====== Items

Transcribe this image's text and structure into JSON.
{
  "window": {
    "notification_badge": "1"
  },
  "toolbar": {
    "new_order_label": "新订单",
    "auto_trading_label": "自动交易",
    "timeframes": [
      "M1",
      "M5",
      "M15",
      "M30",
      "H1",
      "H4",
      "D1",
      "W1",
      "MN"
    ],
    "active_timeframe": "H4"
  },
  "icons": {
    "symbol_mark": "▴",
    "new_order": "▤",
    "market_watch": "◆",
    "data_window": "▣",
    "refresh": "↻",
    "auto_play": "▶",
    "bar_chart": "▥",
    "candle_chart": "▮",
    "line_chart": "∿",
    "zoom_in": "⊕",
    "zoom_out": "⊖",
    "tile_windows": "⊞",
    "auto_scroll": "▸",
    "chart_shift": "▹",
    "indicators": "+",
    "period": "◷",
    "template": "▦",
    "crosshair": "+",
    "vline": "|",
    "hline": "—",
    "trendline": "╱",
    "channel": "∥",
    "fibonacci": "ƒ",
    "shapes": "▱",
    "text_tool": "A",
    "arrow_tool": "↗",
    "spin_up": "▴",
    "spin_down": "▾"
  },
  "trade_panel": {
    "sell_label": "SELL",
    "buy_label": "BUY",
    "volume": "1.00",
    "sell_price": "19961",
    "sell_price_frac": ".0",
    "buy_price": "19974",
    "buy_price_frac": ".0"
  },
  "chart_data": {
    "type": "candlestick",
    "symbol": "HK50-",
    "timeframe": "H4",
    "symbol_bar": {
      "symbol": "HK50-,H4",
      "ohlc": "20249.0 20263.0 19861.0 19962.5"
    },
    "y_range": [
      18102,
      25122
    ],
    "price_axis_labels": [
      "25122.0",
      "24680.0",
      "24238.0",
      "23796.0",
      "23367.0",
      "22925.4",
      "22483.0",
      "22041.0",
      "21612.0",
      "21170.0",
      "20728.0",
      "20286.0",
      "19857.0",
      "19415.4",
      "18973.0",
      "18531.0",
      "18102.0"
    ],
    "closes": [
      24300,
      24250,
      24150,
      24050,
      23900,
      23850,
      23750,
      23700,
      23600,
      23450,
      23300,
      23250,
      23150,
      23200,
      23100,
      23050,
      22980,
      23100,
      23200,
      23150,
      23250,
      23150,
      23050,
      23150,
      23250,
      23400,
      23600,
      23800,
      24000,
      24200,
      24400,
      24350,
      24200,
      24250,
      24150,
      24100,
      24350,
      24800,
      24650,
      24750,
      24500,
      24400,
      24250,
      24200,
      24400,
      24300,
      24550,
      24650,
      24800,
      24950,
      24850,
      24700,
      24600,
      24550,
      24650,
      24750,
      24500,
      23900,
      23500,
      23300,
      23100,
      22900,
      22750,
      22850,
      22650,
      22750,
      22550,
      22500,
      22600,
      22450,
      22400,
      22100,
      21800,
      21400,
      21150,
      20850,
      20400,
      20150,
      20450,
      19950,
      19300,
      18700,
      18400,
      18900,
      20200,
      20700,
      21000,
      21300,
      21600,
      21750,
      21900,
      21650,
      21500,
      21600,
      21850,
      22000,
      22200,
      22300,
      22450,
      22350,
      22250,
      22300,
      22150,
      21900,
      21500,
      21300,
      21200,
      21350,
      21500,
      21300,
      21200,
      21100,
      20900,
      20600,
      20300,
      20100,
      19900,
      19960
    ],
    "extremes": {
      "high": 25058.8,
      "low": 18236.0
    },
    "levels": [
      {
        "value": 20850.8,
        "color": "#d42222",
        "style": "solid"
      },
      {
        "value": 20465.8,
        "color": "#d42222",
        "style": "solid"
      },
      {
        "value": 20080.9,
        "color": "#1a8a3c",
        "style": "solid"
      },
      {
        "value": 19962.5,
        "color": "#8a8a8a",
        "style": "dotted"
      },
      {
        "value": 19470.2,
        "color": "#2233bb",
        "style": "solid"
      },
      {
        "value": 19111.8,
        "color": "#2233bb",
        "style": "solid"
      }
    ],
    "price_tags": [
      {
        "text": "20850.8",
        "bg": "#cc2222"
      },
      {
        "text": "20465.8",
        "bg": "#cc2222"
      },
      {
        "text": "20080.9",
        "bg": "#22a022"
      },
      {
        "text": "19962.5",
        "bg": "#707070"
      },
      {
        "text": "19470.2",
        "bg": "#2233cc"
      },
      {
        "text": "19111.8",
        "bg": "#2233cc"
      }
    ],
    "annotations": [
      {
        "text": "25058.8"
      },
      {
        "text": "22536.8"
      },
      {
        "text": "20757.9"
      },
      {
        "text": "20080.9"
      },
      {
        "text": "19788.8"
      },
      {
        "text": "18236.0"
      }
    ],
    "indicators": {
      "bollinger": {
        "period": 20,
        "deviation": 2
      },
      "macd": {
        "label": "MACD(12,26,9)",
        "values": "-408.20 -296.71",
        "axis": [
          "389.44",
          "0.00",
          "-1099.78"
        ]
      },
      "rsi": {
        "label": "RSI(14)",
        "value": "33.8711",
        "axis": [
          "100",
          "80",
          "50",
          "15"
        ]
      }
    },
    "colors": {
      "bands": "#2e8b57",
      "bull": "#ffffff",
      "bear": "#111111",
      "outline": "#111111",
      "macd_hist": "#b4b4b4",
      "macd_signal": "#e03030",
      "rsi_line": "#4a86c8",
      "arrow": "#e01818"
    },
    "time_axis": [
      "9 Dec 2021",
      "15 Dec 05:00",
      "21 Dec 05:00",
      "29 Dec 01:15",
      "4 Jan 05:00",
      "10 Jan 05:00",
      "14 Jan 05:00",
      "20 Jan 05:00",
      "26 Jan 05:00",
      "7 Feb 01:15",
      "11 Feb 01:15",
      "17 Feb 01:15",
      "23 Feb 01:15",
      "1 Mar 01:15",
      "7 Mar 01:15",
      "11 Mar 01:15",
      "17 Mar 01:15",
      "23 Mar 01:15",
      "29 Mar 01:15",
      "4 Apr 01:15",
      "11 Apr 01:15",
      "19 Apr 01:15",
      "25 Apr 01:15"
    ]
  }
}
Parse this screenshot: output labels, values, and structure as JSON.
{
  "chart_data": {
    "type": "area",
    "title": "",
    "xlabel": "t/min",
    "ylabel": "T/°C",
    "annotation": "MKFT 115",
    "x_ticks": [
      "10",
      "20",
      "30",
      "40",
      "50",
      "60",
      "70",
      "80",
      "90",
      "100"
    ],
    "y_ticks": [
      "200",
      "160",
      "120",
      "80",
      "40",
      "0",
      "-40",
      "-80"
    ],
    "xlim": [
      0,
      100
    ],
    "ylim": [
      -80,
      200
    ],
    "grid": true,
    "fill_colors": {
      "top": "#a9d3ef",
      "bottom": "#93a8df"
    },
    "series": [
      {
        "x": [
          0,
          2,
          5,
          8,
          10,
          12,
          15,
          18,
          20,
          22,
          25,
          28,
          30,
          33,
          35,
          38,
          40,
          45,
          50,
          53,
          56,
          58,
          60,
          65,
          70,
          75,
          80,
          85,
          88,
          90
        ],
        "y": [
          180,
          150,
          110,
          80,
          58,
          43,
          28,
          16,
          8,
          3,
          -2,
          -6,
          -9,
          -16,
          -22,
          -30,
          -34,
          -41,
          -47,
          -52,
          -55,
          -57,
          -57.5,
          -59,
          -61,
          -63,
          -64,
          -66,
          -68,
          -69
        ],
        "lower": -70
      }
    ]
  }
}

============

* [Problem details]
Above are records; say how many of their lines contain the word "JSON", giving only the number.

* [The result]
2